__Task to complete__
Copy out the listing that follows, exactly, without its pictures.

__Data excerpts__
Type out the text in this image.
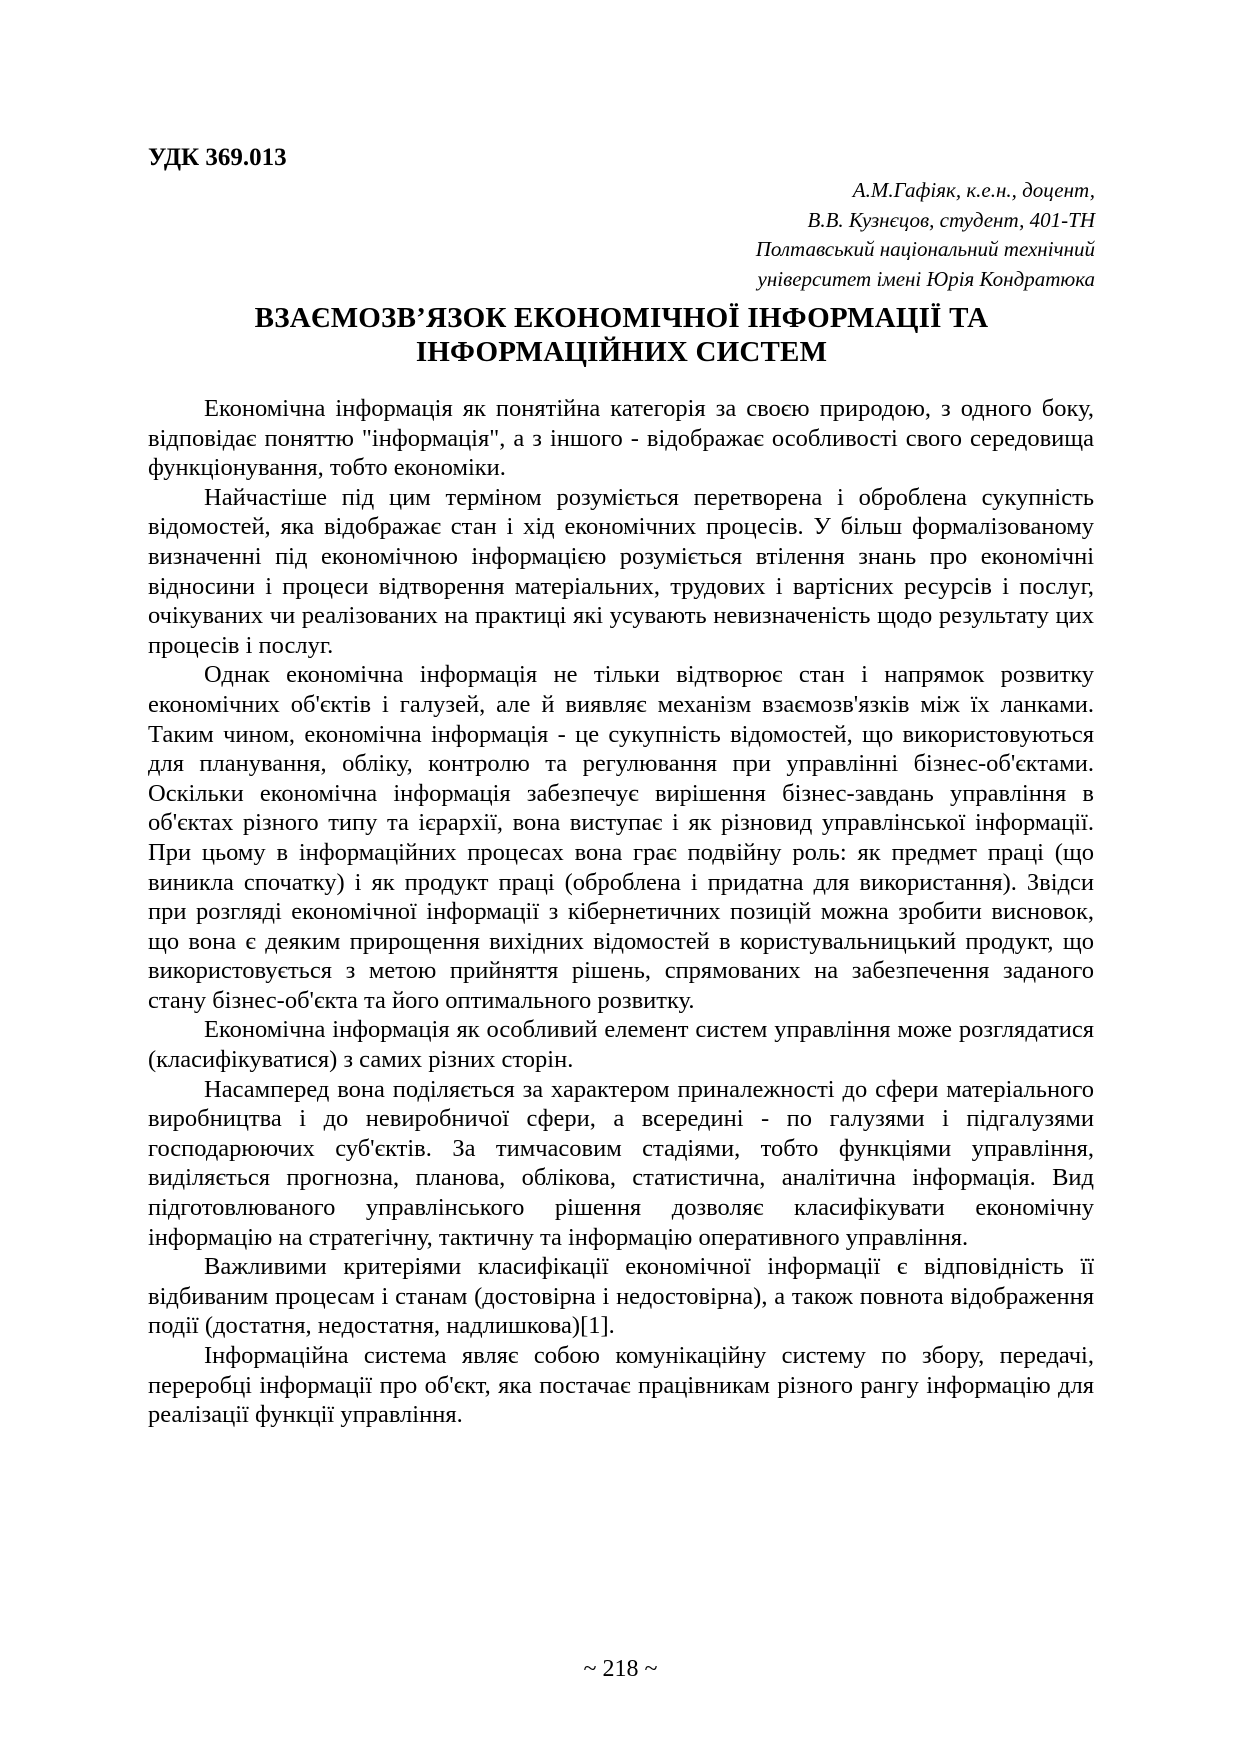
УДК 369.013
А.М.Гафіяк, к.е.н., доцент,
В.В. Кузнєцов, студент, 401-ТН
Полтавський національний технічний
університет імені Юрія Кондратюка
ВЗАЄМОЗВ’ЯЗОК ЕКОНОМІЧНОЇ ІНФОРМАЦІЇ ТА
ІНФОРМАЦІЙНИХ СИСТЕМ

Економічна інформація як понятійна категорія за своєю природою, з одного боку, відповідає поняттю "інформація", а з іншого - відображає особливості свого середовища функціонування, тобто економіки.

Найчастіше під цим терміном розуміється перетворена і оброблена сукупність відомостей, яка відображає стан і хід економічних процесів. У більш формалізованому визначенні під економічною інформацією розуміється втілення знань про економічні відносини і процеси відтворення матеріальних, трудових і вартісних ресурсів і послуг, очікуваних чи реалізованих на практиці які усувають невизначеність щодо результату цих процесів і послуг.

Однак економічна інформація не тільки відтворює стан і напрямок розвитку економічних об'єктів і галузей, але й виявляє механізм взаємозв'язків між їх ланками. Таким чином, економічна інформація - це сукупність відомостей, що використовуються для планування, обліку, контролю та регулювання при управлінні бізнес-об'єктами. Оскільки економічна інформація забезпечує вирішення бізнес-завдань управління в об'єктах різного типу та ієрархії, вона виступає і як різновид управлінської інформації. При цьому в інформаційних процесах вона грає подвійну роль: як предмет праці (що виникла спочатку) і як продукт праці (оброблена і придатна для використання). Звідси при розгляді економічної інформації з кібернетичних позицій можна зробити висновок, що вона є деяким прирощення вихідних відомостей в користувальницький продукт, що використовується з метою прийняття рішень, спрямованих на забезпечення заданого стану бізнес-об'єкта та його оптимального розвитку.

Економічна інформація як особливий елемент систем управління може розглядатися (класифікуватися) з самих різних сторін.

Насамперед вона поділяється за характером приналежності до сфери матеріального виробництва і до невиробничої сфери, а всередині - по галузями і підгалузями господарюючих суб'єктів. За тимчасовим стадіями, тобто функціями управління, виділяється прогнозна, планова, облікова, статистична, аналітична інформація. Вид підготовлюваного управлінського рішення дозволяє класифікувати економічну інформацію на стратегічну, тактичну та інформацію оперативного управління.

Важливими критеріями класифікації економічної інформації є відповідність її відбиваним процесам і станам (достовірна і недостовірна), а також повнота відображення події (достатня, недостатня, надлишкова)[1].

Інформаційна система являє собою комунікаційну систему по збору, передачі, переробці інформації про об'єкт, яка постачає працівникам різного рангу інформацію для реалізації функції управління.

~ 218 ~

__Task response__
Type out the text in this image.
УДК 369.013
А.М.Гафіяк, к.е.н., доцент,
В.В. Кузнєцов, студент, 401-ТН
Полтавський національний технічний
університет імені Юрія Кондратюка
ВЗАЄМОЗВ’ЯЗОК ЕКОНОМІЧНОЇ ІНФОРМАЦІЇ ТА
ІНФОРМАЦІЙНИХ СИСТЕМ

Економічна інформація як понятійна категорія за своєю природою, з одного боку, відповідає поняттю "інформація", а з іншого - відображає особливості свого середовища функціонування, тобто економіки.

Найчастіше під цим терміном розуміється перетворена і оброблена сукупність відомостей, яка відображає стан і хід економічних процесів. У більш формалізованому визначенні під економічною інформацією розуміється втілення знань про економічні відносини і процеси відтворення матеріальних, трудових і вартісних ресурсів і послуг, очікуваних чи реалізованих на практиці які усувають невизначеність щодо результату цих процесів і послуг.

Однак економічна інформація не тільки відтворює стан і напрямок розвитку економічних об'єктів і галузей, але й виявляє механізм взаємозв'язків між їх ланками. Таким чином, економічна інформація - це сукупність відомостей, що використовуються для планування, обліку, контролю та регулювання при управлінні бізнес-об'єктами. Оскільки економічна інформація забезпечує вирішення бізнес-завдань управління в об'єктах різного типу та ієрархії, вона виступає і як різновид управлінської інформації. При цьому в інформаційних процесах вона грає подвійну роль: як предмет праці (що виникла спочатку) і як продукт праці (оброблена і придатна для використання). Звідси при розгляді економічної інформації з кібернетичних позицій можна зробити висновок, що вона є деяким прирощення вихідних відомостей в користувальницький продукт, що використовується з метою прийняття рішень, спрямованих на забезпечення заданого стану бізнес-об'єкта та його оптимального розвитку.

Економічна інформація як особливий елемент систем управління може розглядатися (класифікуватися) з самих різних сторін.

Насамперед вона поділяється за характером приналежності до сфери матеріального виробництва і до невиробничої сфери, а всередині - по галузями і підгалузями господарюючих суб'єктів. За тимчасовим стадіями, тобто функціями управління, виділяється прогнозна, планова, облікова, статистична, аналітична інформація. Вид підготовлюваного управлінського рішення дозволяє класифікувати економічну інформацію на стратегічну, тактичну та інформацію оперативного управління.

Важливими критеріями класифікації економічної інформації є відповідність її відбиваним процесам і станам (достовірна і недостовірна), а також повнота відображення події (достатня, недостатня, надлишкова)[1].

Інформаційна система являє собою комунікаційну систему по збору, передачі, переробці інформації про об'єкт, яка постачає працівникам різного рангу інформацію для реалізації функції управління.

~ 218 ~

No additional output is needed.